───── RECORDS FOR THE TASK ─────
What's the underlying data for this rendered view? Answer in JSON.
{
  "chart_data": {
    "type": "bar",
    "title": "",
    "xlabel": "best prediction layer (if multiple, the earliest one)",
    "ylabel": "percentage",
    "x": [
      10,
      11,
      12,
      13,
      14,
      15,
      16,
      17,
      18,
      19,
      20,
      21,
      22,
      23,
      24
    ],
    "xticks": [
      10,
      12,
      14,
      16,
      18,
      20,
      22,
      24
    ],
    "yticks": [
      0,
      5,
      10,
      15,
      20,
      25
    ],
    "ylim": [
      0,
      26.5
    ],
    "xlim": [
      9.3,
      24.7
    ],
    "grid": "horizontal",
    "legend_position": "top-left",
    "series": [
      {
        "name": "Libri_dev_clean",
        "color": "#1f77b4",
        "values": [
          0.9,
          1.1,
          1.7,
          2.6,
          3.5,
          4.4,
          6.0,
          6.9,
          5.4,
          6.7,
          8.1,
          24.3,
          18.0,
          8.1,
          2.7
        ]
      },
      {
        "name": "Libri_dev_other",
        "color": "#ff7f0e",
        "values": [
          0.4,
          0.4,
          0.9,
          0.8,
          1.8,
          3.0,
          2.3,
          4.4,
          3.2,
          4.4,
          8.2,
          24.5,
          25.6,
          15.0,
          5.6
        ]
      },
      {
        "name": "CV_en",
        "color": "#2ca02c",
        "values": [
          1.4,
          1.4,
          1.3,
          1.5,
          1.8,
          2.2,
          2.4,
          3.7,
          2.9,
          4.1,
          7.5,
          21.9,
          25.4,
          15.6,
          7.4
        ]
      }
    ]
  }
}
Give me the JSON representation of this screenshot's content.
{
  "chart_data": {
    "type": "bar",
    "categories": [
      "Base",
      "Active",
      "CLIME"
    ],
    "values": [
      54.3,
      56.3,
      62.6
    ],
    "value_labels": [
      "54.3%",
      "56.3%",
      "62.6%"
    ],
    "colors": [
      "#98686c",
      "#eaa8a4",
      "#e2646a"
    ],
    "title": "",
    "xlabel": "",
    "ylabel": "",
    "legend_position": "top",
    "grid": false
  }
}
─────
> TASK: Copy out each line above, character for character.

> TASK OUTPUT:
What's the underlying data for this rendered view? Answer in JSON.
{
  "chart_data": {
    "type": "bar",
    "title": "",
    "xlabel": "best prediction layer (if multiple, the earliest one)",
    "ylabel": "percentage",
    "x": [
      10,
      11,
      12,
      13,
      14,
      15,
      16,
      17,
      18,
      19,
      20,
      21,
      22,
      23,
      24
    ],
    "xticks": [
      10,
      12,
      14,
      16,
      18,
      20,
      22,
      24
    ],
    "yticks": [
      0,
      5,
      10,
      15,
      20,
      25
    ],
    "ylim": [
      0,
      26.5
    ],
    "xlim": [
      9.3,
      24.7
    ],
    "grid": "horizontal",
    "legend_position": "top-left",
    "series": [
      {
        "name": "Libri_dev_clean",
        "color": "#1f77b4",
        "values": [
          0.9,
          1.1,
          1.7,
          2.6,
          3.5,
          4.4,
          6.0,
          6.9,
          5.4,
          6.7,
          8.1,
          24.3,
          18.0,
          8.1,
          2.7
        ]
      },
      {
        "name": "Libri_dev_other",
        "color": "#ff7f0e",
        "values": [
          0.4,
          0.4,
          0.9,
          0.8,
          1.8,
          3.0,
          2.3,
          4.4,
          3.2,
          4.4,
          8.2,
          24.5,
          25.6,
          15.0,
          5.6
        ]
      },
      {
        "name": "CV_en",
        "color": "#2ca02c",
        "values": [
          1.4,
          1.4,
          1.3,
          1.5,
          1.8,
          2.2,
          2.4,
          3.7,
          2.9,
          4.1,
          7.5,
          21.9,
          25.4,
          15.6,
          7.4
        ]
      }
    ]
  }
}
Give me the JSON representation of this screenshot's content.
{
  "chart_data": {
    "type": "bar",
    "categories": [
      "Base",
      "Active",
      "CLIME"
    ],
    "values": [
      54.3,
      56.3,
      62.6
    ],
    "value_labels": [
      "54.3%",
      "56.3%",
      "62.6%"
    ],
    "colors": [
      "#98686c",
      "#eaa8a4",
      "#e2646a"
    ],
    "title": "",
    "xlabel": "",
    "ylabel": "",
    "legend_position": "top",
    "grid": false
  }
}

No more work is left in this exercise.